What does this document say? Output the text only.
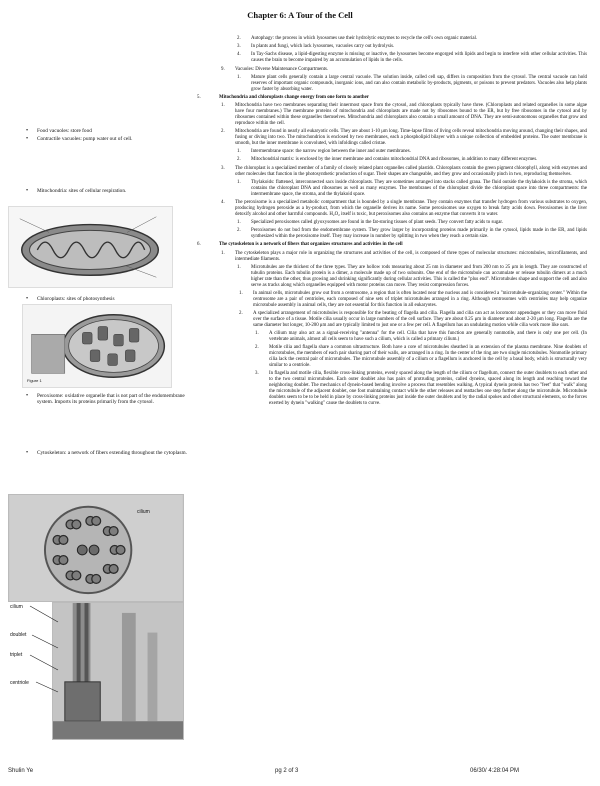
Chapter 6: A Tour of the Cell
• Food vacuoles: store food
• Contractile vacuoles: pump water out of cell.
• Mitochondria: sites of cellular respiration.
• Chloroplasts: sites of photosynthesis
• Peroxisome: oxidative organelle that is not part of the endomembrane system. Imports its proteins primarily from the cytosol.
• Cytoskeleton: a network of fibers extending throughout the cytoplasm.
Figure 1
cilium
cilium
doublet
triplet
centriole
2. Autophagy: the process in which lysosomes use their hydrolytic enzymes to recycle the cell's own organic material.
3. In plants and fungi, which lack lysosomes, vacuoles carry out hydrolysis.
4. In Tay-Sachs disease, a lipid-digesting enzyme is missing or inactive, the lysosomes become engorged with lipids and begin to interfere with other cellular activities. This causes the brain to become impaired by an accumulation of lipids in the cells.
9. Vacuoles: Diverse Maintenance Compartments.
1. Mature plant cells generally contain a large central vacuole. The solution inside, called cell sap, differs in composition from the cytosol. The central vacuole can hold reserves of important organic compounds, inorganic ions, and can also contain metabolic by-products, pigments, or poisons to prevent predators. Vacuoles also help plants grow faster by absorbing water.
5.	Mitochondria and chloroplasts change energy from one form to another
1. Mitochondria have two membranes separating their innermost space from the cytosol, and chloroplasts typically have three. (Chloroplasts and related organelles in some algae have four membranes.) The membrane proteins of mitochondria and chloroplasts are made not by ribosomes bound to the ER, but by free ribosomes in the cytosol and by ribosomes contained within these organelles themselves. Mitochondria and chloroplasts also contain a small amount of DNA. They are semi-autonomous organelles that grow and reproduce within the cell.
2. Mitochondria are found in nearly all eukaryotic cells. They are about 1-10 μm long. Time-lapse films of living cells reveal mitochondria moving around, changing their shapes, and fusing or diving into two. The mitochondrion is enclosed by two membranes, each a phospholipid bilayer with a unique collection of embedded proteins. The outer membrane is smooth, but the inner membrane is convoluted, with infoldings called cristae.
1. Intermembrane space: the narrow region between the inner and outer membranes.
2. Mitochondrial matrix: is enclosed by the inner membrane and contains mitochondrial DNA and ribosomes, in addition to many different enzymes.
3. The chloroplast is a specialized member of a family of closely related plant organelles called plastids. Chloroplasts contain the green pigment chlorophyll, along with enzymes and other molecules that function in the photosynthetic production of sugar. Their shapes are changeable, and they grow and occasionally pinch in two, reproducing themselves.
1. Thylakoids: flattened, interconnected sacs inside chloroplasts. They are sometimes arranged into stacks called grana. The fluid outside the thylakoids is the stroma, which contains the chloroplast DNA and ribosomes as well as many enzymes. The membranes of the chloroplast divide the chloroplast space into three compartments: the intermembrane space, the stroma, and the thylakoid space.
4. The peroxisome is a specialized metabolic compartment that is bounded by a single membrane. They contain enzymes that transfer hydrogen from various substrates to oxygen, producing hydrogen peroxide as a by-product, from which the organelle derives its name. Some peroxisomes use oxygen to break fatty acids down. Peroxisomes in the liver detoxify alcohol and other harmful compounds. H₂O₂ itself is toxic, but peroxisomes also contains an enzyme that converts it to water.
1. Specialized peroxisomes called glyoxysomes are found in the fat-storing tissues of plant seeds. They convert fatty acids to sugar.
2. Peroxisomes do not bud from the endomembrane system. They grow larger by incorporating proteins made primarily in the cytosol, lipids made in the ER, and lipids synthesized within the peroxisome itself. They may increase in number by splitting in two when they reach a certain size.
6.	The cytoskeleton is a network of fibers that organizes structures and activities in the cell
1. The cytoskeleton plays a major role in organizing the structures and activities of the cell, is composed of three types of molecular structures: microtubules, microfilaments, and intermediate filaments.
1. Microtubules are the thickest of the three types. They are hollow rods measuring about 25 nm in diameter and from 200 nm to 25 μm in length. They are constructed of tubulin proteins. Each tubulin protein is a dimer, a molecule made up of two subunits. One end of the microtubule can accumulate or release tubulin dimers at a much higher rate than the other, thus growing and shrinking significantly during cellular activities. This is called the "plus end". Microtubules shape and support the cell and also serve as tracks along which organelles equipped with motor proteins can move. They resist compression forces.
1. In animal cells, microtubules grow out from a centrosome, a region that is often located near the nucleus and is considered a "microtubule-organizing center." Within the centrosome are a pair of centrioles, each composed of nine sets of triplet microtubules arranged in a ring. Although centrosomes with centrioles may help organize microtubule assembly in animal cells, they are not essential for this function in all eukaryotes.
2. A specialized arrangement of microtubules is responsible for the beating of flagella and cilia. Flagella and cilia can act as locomotor appendages or they can move fluid over the surface of a tissue. Motile cilia usually occur in large numbers of the cell surface. They are about 0.25 μm in diameter and about 2-20 μm long. Flagella are the same diameter but longer, 10-200 μm and are typically limited to just one or a few per cell. A flagellum has an undulating motion while cilia work more like oars.
1. A cilium may also act as a signal-receiving "antenna" for the cell. Cilia that have this function are generally nonmotile, and there is only one per cell. (In vertebrate animals, almost all cells seem to have such a cilium, which is called a primary cilium.)
2. Motile cilia and flagella share a common ultrastructure. Both have a core of microtubules sheathed in an extension of the plasma membrane. Nine doublets of microtubules, the members of each pair sharing part of their walls, are arranged in a ring. In the center of the ring are two single microtubules. Nonmotile primary cilia lack the central pair of microtubules. The microtubule assembly of a cilium or a flagellum is anchored in the cell by a basal body, which is structurally very similar to a centriole.
3. In flagella and motile cilia, flexible cross-linking proteins, evenly spaced along the length of the cilium or flagellum, connect the outer doublets to each other and to the two central microtubules. Each outer doublet also has pairs of protruding proteins, called dyneins, spaced along its length and reaching toward the neighboring doublet. The mechanics of dynein-based bending involve a process that resembles walking. A typical dynein protein has two "feet" that "walk" along the microtubule of the adjacent doublet, one foot maintaining contact while the other releases and reattaches one step further along the microtubule. Microtubule doublets seem to be to be held in place by cross-linking proteins just inside the outer doublets and by the radial spokes and other structural elements, so the forces exerted by dynein "walking" cause the doublets to curve.
Shulin Ye	pg 2 of 3	06/30/ 4:28:04 PM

*YOUR OBJECTIVE*: Excluding the pictures, transcribe all of the entries exactly.

*YOUR RESPONSE*:
What does this document say? Output the text only.
Chapter 6: A Tour of the Cell
• Food vacuoles: store food
• Contractile vacuoles: pump water out of cell.
• Mitochondria: sites of cellular respiration.
• Chloroplasts: sites of photosynthesis
• Peroxisome: oxidative organelle that is not part of the endomembrane system. Imports its proteins primarily from the cytosol.
• Cytoskeleton: a network of fibers extending throughout the cytoplasm.
Figure 1
cilium
cilium
doublet
triplet
centriole
2. Autophagy: the process in which lysosomes use their hydrolytic enzymes to recycle the cell's own organic material.
3. In plants and fungi, which lack lysosomes, vacuoles carry out hydrolysis.
4. In Tay-Sachs disease, a lipid-digesting enzyme is missing or inactive, the lysosomes become engorged with lipids and begin to interfere with other cellular activities. This causes the brain to become impaired by an accumulation of lipids in the cells.
9. Vacuoles: Diverse Maintenance Compartments.
1. Mature plant cells generally contain a large central vacuole. The solution inside, called cell sap, differs in composition from the cytosol. The central vacuole can hold reserves of important organic compounds, inorganic ions, and can also contain metabolic by-products, pigments, or poisons to prevent predators. Vacuoles also help plants grow faster by absorbing water.
5.	Mitochondria and chloroplasts change energy from one form to another
1. Mitochondria have two membranes separating their innermost space from the cytosol, and chloroplasts typically have three. (Chloroplasts and related organelles in some algae have four membranes.) The membrane proteins of mitochondria and chloroplasts are made not by ribosomes bound to the ER, but by free ribosomes in the cytosol and by ribosomes contained within these organelles themselves. Mitochondria and chloroplasts also contain a small amount of DNA. They are semi-autonomous organelles that grow and reproduce within the cell.
2. Mitochondria are found in nearly all eukaryotic cells. They are about 1-10 μm long. Time-lapse films of living cells reveal mitochondria moving around, changing their shapes, and fusing or diving into two. The mitochondrion is enclosed by two membranes, each a phospholipid bilayer with a unique collection of embedded proteins. The outer membrane is smooth, but the inner membrane is convoluted, with infoldings called cristae.
1. Intermembrane space: the narrow region between the inner and outer membranes.
2. Mitochondrial matrix: is enclosed by the inner membrane and contains mitochondrial DNA and ribosomes, in addition to many different enzymes.
3. The chloroplast is a specialized member of a family of closely related plant organelles called plastids. Chloroplasts contain the green pigment chlorophyll, along with enzymes and other molecules that function in the photosynthetic production of sugar. Their shapes are changeable, and they grow and occasionally pinch in two, reproducing themselves.
1. Thylakoids: flattened, interconnected sacs inside chloroplasts. They are sometimes arranged into stacks called grana. The fluid outside the thylakoids is the stroma, which contains the chloroplast DNA and ribosomes as well as many enzymes. The membranes of the chloroplast divide the chloroplast space into three compartments: the intermembrane space, the stroma, and the thylakoid space.
4. The peroxisome is a specialized metabolic compartment that is bounded by a single membrane. They contain enzymes that transfer hydrogen from various substrates to oxygen, producing hydrogen peroxide as a by-product, from which the organelle derives its name. Some peroxisomes use oxygen to break fatty acids down. Peroxisomes in the liver detoxify alcohol and other harmful compounds. H₂O₂ itself is toxic, but peroxisomes also contains an enzyme that converts it to water.
1. Specialized peroxisomes called glyoxysomes are found in the fat-storing tissues of plant seeds. They convert fatty acids to sugar.
2. Peroxisomes do not bud from the endomembrane system. They grow larger by incorporating proteins made primarily in the cytosol, lipids made in the ER, and lipids synthesized within the peroxisome itself. They may increase in number by splitting in two when they reach a certain size.
6.	The cytoskeleton is a network of fibers that organizes structures and activities in the cell
1. The cytoskeleton plays a major role in organizing the structures and activities of the cell, is composed of three types of molecular structures: microtubules, microfilaments, and intermediate filaments.
1. Microtubules are the thickest of the three types. They are hollow rods measuring about 25 nm in diameter and from 200 nm to 25 μm in length. They are constructed of tubulin proteins. Each tubulin protein is a dimer, a molecule made up of two subunits. One end of the microtubule can accumulate or release tubulin dimers at a much higher rate than the other, thus growing and shrinking significantly during cellular activities. This is called the "plus end". Microtubules shape and support the cell and also serve as tracks along which organelles equipped with motor proteins can move. They resist compression forces.
1. In animal cells, microtubules grow out from a centrosome, a region that is often located near the nucleus and is considered a "microtubule-organizing center." Within the centrosome are a pair of centrioles, each composed of nine sets of triplet microtubules arranged in a ring. Although centrosomes with centrioles may help organize microtubule assembly in animal cells, they are not essential for this function in all eukaryotes.
2. A specialized arrangement of microtubules is responsible for the beating of flagella and cilia. Flagella and cilia can act as locomotor appendages or they can move fluid over the surface of a tissue. Motile cilia usually occur in large numbers of the cell surface. They are about 0.25 μm in diameter and about 2-20 μm long. Flagella are the same diameter but longer, 10-200 μm and are typically limited to just one or a few per cell. A flagellum has an undulating motion while cilia work more like oars.
1. A cilium may also act as a signal-receiving "antenna" for the cell. Cilia that have this function are generally nonmotile, and there is only one per cell. (In vertebrate animals, almost all cells seem to have such a cilium, which is called a primary cilium.)
2. Motile cilia and flagella share a common ultrastructure. Both have a core of microtubules sheathed in an extension of the plasma membrane. Nine doublets of microtubules, the members of each pair sharing part of their walls, are arranged in a ring. In the center of the ring are two single microtubules. Nonmotile primary cilia lack the central pair of microtubules. The microtubule assembly of a cilium or a flagellum is anchored in the cell by a basal body, which is structurally very similar to a centriole.
3. In flagella and motile cilia, flexible cross-linking proteins, evenly spaced along the length of the cilium or flagellum, connect the outer doublets to each other and to the two central microtubules. Each outer doublet also has pairs of protruding proteins, called dyneins, spaced along its length and reaching toward the neighboring doublet. The mechanics of dynein-based bending involve a process that resembles walking. A typical dynein protein has two "feet" that "walk" along the microtubule of the adjacent doublet, one foot maintaining contact while the other releases and reattaches one step further along the microtubule. Microtubule doublets seem to be to be held in place by cross-linking proteins just inside the outer doublets and by the radial spokes and other structural elements, so the forces exerted by dynein "walking" cause the doublets to curve.
Shulin Ye	pg 2 of 3	06/30/ 4:28:04 PM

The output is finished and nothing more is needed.